:: Exercise material ::
:::

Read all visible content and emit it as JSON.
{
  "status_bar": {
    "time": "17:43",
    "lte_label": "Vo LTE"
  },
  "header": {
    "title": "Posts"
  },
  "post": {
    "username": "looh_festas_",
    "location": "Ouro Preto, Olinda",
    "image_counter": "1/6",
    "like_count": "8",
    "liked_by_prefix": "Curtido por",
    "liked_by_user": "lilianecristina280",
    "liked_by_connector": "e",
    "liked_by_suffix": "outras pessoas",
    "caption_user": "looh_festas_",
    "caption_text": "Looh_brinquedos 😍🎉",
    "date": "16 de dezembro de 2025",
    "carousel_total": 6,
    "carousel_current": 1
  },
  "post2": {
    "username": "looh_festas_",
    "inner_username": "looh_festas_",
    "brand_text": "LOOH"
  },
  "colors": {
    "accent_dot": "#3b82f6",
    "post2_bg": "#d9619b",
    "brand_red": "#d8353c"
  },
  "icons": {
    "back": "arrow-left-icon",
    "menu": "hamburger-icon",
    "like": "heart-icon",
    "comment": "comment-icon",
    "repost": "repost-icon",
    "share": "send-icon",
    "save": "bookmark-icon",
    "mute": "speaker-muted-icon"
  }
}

:::

:: Goal ::
Transcribe the full listing above without leaving anything out.

:: Solution for this exercise ::
Read all visible content and emit it as JSON.
{
  "status_bar": {
    "time": "17:43",
    "lte_label": "Vo LTE"
  },
  "header": {
    "title": "Posts"
  },
  "post": {
    "username": "looh_festas_",
    "location": "Ouro Preto, Olinda",
    "image_counter": "1/6",
    "like_count": "8",
    "liked_by_prefix": "Curtido por",
    "liked_by_user": "lilianecristina280",
    "liked_by_connector": "e",
    "liked_by_suffix": "outras pessoas",
    "caption_user": "looh_festas_",
    "caption_text": "Looh_brinquedos 😍🎉",
    "date": "16 de dezembro de 2025",
    "carousel_total": 6,
    "carousel_current": 1
  },
  "post2": {
    "username": "looh_festas_",
    "inner_username": "looh_festas_",
    "brand_text": "LOOH"
  },
  "colors": {
    "accent_dot": "#3b82f6",
    "post2_bg": "#d9619b",
    "brand_red": "#d8353c"
  },
  "icons": {
    "back": "arrow-left-icon",
    "menu": "hamburger-icon",
    "like": "heart-icon",
    "comment": "comment-icon",
    "repost": "repost-icon",
    "share": "send-icon",
    "save": "bookmark-icon",
    "mute": "speaker-muted-icon"
  }
}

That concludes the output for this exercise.